▶ **Goal of the exercise**:
Give every line of the data again, unchanged, but with no pictures.

········

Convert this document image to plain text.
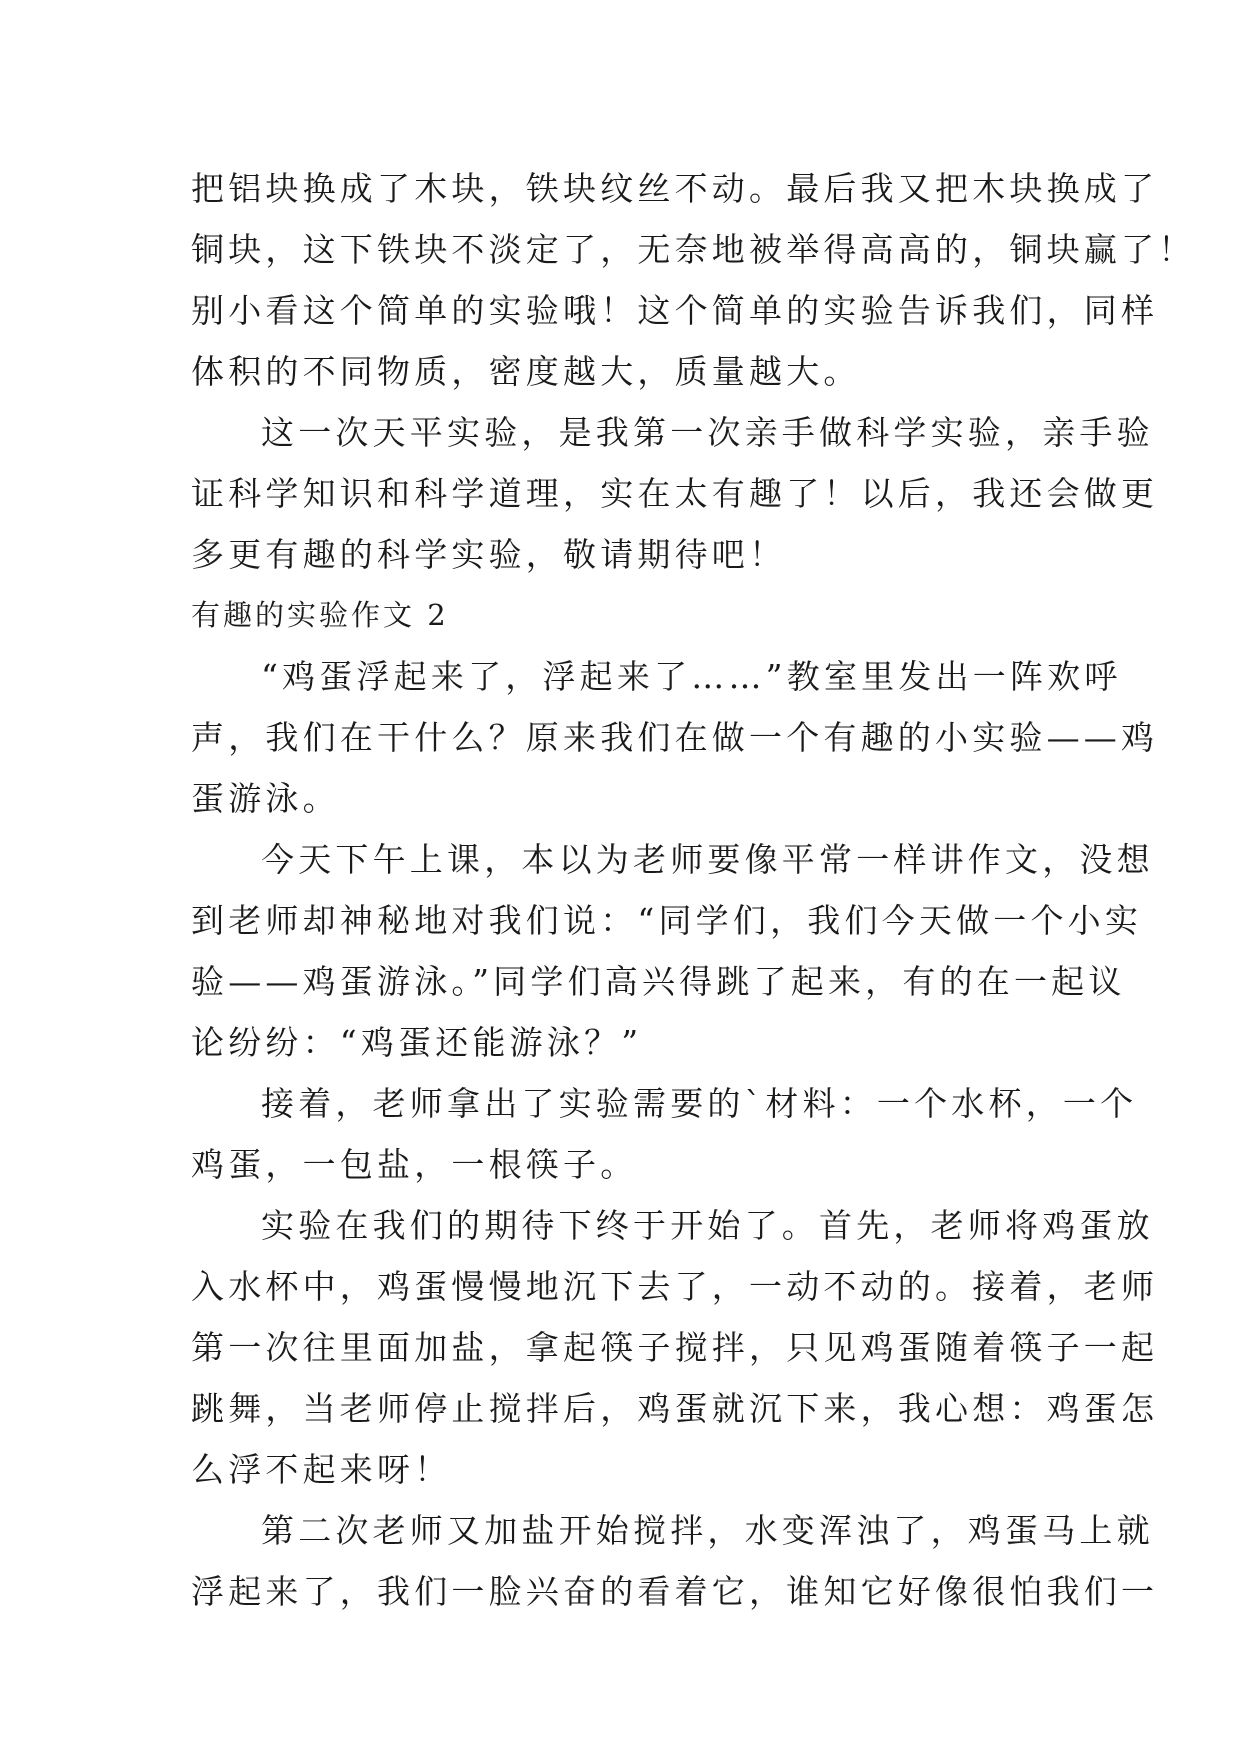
把铝块换成了木块，铁块纹丝不动。最后我又把木块换成了
铜块，这下铁块不淡定了，无奈地被举得高高的，铜块赢了！
别小看这个简单的实验哦！这个简单的实验告诉我们，同样
体积的不同物质，密度越大，质量越大。
这一次天平实验，是我第一次亲手做科学实验，亲手验
证科学知识和科学道理，实在太有趣了！以后，我还会做更
多更有趣的科学实验，敬请期待吧！
有趣的实验作文 2
“鸡蛋浮起来了，浮起来了……”教室里发出一阵欢呼
声，我们在干什么？原来我们在做一个有趣的小实验——鸡
蛋游泳。
今天下午上课，本以为老师要像平常一样讲作文，没想
到老师却神秘地对我们说：“同学们，我们今天做一个小实
验——鸡蛋游泳。”同学们高兴得跳了起来，有的在一起议
论纷纷：“鸡蛋还能游泳？”
接着，老师拿出了实验需要的`材料：一个水杯，一个
鸡蛋，一包盐，一根筷子。
实验在我们的期待下终于开始了。首先，老师将鸡蛋放
入水杯中，鸡蛋慢慢地沉下去了，一动不动的。接着，老师
第一次往里面加盐，拿起筷子搅拌，只见鸡蛋随着筷子一起
跳舞，当老师停止搅拌后，鸡蛋就沉下来，我心想：鸡蛋怎
么浮不起来呀！
第二次老师又加盐开始搅拌，水变浑浊了，鸡蛋马上就
浮起来了，我们一脸兴奋的看着它，谁知它好像很怕我们一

········

▶ **Complete response**:
Convert this document image to plain text.
把铝块换成了木块，铁块纹丝不动。最后我又把木块换成了
铜块，这下铁块不淡定了，无奈地被举得高高的，铜块赢了！
别小看这个简单的实验哦！这个简单的实验告诉我们，同样
体积的不同物质，密度越大，质量越大。
这一次天平实验，是我第一次亲手做科学实验，亲手验
证科学知识和科学道理，实在太有趣了！以后，我还会做更
多更有趣的科学实验，敬请期待吧！
有趣的实验作文 2
“鸡蛋浮起来了，浮起来了……”教室里发出一阵欢呼
声，我们在干什么？原来我们在做一个有趣的小实验——鸡
蛋游泳。
今天下午上课，本以为老师要像平常一样讲作文，没想
到老师却神秘地对我们说：“同学们，我们今天做一个小实
验——鸡蛋游泳。”同学们高兴得跳了起来，有的在一起议
论纷纷：“鸡蛋还能游泳？”
接着，老师拿出了实验需要的`材料：一个水杯，一个
鸡蛋，一包盐，一根筷子。
实验在我们的期待下终于开始了。首先，老师将鸡蛋放
入水杯中，鸡蛋慢慢地沉下去了，一动不动的。接着，老师
第一次往里面加盐，拿起筷子搅拌，只见鸡蛋随着筷子一起
跳舞，当老师停止搅拌后，鸡蛋就沉下来，我心想：鸡蛋怎
么浮不起来呀！
第二次老师又加盐开始搅拌，水变浑浊了，鸡蛋马上就
浮起来了，我们一脸兴奋的看着它，谁知它好像很怕我们一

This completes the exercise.